▶ **Exercise goal**
Your answer should be a single number: the count of lines that include the word "randomly".

▶ **Excerpted records**

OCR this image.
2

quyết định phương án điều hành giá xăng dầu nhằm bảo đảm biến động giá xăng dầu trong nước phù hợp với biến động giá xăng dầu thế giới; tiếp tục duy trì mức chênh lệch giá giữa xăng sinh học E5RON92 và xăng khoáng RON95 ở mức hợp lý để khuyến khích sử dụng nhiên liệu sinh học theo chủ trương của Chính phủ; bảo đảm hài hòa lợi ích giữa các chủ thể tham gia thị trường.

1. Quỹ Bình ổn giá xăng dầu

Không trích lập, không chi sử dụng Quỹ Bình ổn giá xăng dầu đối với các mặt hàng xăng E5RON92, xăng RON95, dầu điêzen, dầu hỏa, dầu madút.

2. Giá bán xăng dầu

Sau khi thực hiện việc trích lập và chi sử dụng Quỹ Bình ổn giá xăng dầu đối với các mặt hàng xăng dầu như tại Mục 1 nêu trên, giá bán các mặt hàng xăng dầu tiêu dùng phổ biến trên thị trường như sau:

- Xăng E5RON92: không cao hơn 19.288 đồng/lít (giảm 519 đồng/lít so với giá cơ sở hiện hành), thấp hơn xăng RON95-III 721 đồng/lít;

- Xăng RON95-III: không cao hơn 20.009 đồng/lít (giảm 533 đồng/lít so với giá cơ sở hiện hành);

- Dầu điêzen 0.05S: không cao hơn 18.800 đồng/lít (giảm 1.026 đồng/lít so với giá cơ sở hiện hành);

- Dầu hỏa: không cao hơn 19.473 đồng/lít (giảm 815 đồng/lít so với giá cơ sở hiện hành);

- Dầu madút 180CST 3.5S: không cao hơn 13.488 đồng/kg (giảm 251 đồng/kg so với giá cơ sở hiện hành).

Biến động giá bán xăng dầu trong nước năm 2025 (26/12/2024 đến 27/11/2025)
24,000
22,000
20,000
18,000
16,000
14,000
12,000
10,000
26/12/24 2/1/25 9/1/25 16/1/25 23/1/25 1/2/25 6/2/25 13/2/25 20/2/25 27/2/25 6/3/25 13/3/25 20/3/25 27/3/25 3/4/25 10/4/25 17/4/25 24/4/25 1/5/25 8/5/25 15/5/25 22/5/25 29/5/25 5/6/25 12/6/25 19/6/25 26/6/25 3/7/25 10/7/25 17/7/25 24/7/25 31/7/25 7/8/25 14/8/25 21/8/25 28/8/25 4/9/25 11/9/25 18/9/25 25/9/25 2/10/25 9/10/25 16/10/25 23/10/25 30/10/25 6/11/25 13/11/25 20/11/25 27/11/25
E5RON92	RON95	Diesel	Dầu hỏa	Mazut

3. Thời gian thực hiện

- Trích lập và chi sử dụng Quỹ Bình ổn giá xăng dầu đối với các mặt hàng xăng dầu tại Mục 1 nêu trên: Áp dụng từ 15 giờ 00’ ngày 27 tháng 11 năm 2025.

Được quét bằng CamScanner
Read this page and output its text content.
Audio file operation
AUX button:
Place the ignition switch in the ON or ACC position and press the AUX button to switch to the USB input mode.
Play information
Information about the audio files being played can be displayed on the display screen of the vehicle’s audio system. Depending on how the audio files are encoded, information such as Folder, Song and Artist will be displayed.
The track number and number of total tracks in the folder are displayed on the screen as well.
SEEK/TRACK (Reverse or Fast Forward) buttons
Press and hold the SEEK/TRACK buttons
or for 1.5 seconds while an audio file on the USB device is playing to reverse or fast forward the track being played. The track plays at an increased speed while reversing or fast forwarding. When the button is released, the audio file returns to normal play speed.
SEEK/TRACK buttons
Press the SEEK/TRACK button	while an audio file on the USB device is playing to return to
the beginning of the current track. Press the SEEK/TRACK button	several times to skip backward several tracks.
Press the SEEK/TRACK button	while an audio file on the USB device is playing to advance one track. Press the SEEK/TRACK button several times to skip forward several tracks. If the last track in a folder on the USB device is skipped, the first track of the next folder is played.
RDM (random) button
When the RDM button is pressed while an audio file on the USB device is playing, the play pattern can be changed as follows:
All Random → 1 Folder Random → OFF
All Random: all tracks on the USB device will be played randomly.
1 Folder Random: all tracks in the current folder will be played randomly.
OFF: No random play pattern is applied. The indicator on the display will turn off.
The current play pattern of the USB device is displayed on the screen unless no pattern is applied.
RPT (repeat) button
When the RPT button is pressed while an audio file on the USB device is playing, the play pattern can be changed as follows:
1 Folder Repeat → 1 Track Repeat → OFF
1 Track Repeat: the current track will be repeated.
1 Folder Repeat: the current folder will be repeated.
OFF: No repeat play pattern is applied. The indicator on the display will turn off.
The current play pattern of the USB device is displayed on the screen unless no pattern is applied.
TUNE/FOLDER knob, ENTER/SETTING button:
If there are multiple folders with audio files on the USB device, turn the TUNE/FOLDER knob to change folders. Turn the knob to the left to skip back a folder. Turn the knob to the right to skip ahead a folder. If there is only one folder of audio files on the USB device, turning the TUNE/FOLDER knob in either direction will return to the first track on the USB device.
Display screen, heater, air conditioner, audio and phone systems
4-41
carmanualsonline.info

▶ **Result**
2